[Records from a data collection]
----------------------------------------
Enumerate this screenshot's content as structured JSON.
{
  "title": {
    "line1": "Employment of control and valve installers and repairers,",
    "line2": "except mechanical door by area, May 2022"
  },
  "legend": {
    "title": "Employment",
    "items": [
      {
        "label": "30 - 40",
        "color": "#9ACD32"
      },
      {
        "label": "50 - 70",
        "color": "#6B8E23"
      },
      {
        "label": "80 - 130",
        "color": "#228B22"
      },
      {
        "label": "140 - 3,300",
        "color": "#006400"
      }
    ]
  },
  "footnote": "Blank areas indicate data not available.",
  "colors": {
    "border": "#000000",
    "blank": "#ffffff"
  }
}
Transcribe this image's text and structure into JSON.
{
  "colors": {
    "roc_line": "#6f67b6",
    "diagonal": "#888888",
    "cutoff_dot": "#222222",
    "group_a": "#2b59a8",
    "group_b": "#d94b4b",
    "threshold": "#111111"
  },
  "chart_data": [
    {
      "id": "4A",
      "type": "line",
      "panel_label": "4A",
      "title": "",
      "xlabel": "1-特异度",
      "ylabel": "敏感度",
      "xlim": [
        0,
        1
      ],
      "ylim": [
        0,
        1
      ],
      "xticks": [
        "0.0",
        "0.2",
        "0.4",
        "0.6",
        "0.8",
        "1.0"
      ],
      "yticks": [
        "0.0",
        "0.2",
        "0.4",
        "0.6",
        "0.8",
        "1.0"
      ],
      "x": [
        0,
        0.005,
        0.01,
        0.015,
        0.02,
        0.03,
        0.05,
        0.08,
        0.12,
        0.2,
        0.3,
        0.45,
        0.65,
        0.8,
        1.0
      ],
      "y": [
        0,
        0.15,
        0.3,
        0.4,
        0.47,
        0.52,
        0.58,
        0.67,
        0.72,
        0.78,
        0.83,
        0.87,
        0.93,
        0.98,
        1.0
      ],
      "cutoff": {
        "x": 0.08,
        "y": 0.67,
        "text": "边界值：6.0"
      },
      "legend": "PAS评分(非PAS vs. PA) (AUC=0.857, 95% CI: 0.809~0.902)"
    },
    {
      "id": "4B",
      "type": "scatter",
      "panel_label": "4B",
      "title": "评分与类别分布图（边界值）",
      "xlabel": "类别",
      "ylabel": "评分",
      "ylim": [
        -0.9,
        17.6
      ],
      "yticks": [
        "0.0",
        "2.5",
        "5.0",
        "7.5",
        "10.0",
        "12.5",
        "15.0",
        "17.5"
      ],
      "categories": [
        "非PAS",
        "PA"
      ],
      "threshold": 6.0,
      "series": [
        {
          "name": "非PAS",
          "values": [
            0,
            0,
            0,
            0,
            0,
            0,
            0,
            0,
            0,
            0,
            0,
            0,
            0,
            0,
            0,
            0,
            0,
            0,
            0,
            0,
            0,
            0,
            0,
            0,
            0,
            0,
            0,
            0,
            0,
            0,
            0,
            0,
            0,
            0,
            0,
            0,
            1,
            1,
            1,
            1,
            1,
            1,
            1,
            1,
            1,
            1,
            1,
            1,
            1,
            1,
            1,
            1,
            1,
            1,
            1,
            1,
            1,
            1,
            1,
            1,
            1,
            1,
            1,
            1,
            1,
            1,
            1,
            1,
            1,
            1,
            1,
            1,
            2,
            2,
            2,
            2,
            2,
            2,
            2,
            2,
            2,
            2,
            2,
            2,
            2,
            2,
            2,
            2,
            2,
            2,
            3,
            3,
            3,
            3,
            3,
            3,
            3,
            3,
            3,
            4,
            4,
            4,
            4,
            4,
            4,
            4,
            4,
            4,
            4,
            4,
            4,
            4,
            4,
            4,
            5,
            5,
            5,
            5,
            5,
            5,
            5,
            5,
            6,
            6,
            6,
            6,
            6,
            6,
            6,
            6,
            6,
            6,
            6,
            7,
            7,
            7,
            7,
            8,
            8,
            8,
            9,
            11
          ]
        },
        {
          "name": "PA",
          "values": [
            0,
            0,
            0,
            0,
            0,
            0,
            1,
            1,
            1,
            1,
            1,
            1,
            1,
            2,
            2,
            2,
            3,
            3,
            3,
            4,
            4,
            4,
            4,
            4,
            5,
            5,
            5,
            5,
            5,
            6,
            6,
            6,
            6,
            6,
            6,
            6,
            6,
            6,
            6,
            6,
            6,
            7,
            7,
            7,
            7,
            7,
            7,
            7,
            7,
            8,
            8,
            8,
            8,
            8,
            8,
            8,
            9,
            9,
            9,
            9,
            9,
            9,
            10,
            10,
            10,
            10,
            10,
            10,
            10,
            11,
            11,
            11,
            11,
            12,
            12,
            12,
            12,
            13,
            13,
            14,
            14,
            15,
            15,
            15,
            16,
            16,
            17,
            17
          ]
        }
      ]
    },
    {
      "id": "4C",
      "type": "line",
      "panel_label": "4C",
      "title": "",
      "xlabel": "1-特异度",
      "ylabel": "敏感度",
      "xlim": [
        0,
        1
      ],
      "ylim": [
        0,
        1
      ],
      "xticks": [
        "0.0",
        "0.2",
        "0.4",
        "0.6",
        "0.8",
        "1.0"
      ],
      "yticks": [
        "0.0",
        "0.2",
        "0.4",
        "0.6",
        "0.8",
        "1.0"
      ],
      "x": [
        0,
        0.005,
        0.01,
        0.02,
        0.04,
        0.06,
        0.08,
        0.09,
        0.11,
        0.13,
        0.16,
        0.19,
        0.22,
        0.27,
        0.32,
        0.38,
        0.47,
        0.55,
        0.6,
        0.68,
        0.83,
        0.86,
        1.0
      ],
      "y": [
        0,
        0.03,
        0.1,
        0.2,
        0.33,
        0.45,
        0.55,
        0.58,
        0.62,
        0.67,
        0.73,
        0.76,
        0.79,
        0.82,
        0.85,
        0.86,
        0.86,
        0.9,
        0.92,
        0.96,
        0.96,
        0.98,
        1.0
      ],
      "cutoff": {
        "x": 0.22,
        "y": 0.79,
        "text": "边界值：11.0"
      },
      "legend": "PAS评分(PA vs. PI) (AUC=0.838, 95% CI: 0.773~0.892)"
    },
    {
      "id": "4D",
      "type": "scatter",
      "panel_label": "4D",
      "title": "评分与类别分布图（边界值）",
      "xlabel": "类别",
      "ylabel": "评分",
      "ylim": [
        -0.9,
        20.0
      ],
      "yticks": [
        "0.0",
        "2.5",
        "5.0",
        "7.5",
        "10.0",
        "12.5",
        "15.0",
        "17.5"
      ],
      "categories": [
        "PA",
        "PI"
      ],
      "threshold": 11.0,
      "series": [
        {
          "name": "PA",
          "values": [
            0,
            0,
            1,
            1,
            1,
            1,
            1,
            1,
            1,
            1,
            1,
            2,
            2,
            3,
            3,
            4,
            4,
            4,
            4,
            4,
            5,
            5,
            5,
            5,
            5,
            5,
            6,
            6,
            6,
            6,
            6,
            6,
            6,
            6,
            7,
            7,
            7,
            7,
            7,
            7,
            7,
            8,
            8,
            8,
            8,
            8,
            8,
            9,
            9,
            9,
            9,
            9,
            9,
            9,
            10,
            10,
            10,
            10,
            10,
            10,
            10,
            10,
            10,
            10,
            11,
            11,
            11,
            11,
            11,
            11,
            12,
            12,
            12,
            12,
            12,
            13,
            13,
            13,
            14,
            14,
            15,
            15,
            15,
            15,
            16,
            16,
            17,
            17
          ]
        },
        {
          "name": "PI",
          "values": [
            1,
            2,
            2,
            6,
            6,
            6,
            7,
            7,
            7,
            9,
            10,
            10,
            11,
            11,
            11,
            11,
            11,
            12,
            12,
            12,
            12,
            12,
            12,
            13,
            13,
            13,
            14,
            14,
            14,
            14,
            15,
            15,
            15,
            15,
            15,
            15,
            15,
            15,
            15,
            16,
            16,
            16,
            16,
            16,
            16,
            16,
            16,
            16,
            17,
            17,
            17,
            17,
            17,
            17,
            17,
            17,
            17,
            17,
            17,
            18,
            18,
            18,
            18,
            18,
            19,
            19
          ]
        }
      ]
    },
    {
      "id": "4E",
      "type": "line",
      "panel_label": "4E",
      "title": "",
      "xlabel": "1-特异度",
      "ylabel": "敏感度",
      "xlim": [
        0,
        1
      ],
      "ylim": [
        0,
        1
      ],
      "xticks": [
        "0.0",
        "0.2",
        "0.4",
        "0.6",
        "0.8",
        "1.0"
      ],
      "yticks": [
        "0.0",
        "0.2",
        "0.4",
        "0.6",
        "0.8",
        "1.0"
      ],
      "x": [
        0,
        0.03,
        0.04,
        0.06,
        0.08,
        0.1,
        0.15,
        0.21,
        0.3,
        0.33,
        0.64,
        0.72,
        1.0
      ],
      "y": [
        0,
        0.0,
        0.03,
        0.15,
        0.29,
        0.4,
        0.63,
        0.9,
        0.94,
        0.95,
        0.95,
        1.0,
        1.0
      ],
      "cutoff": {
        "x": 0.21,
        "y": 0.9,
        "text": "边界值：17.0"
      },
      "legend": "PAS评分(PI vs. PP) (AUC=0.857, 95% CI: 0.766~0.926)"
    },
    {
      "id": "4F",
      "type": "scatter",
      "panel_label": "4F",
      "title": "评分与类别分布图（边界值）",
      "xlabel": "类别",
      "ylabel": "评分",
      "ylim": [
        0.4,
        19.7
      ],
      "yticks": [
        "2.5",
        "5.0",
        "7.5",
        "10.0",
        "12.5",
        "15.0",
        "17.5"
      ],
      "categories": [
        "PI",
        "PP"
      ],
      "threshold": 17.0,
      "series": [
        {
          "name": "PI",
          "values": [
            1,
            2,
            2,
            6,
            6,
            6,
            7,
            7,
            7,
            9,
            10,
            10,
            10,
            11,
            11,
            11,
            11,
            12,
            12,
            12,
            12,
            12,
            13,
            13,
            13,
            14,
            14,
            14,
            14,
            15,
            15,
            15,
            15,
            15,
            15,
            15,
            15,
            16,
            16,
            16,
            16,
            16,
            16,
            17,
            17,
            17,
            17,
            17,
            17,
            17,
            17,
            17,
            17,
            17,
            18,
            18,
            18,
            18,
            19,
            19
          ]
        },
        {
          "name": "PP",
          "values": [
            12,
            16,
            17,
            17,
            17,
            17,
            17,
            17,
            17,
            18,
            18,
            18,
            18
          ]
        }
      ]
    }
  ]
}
----------------------------------------
● **THE EXERCISE**
Copy every line of the records above that holds the word "非PAS".

● **ANSWER BELOW**
      "legend": "PAS评分(非PAS vs. PA) (AUC=0.857, 95% CI: 0.809~0.902)"
        "非PAS",
          "name": "非PAS",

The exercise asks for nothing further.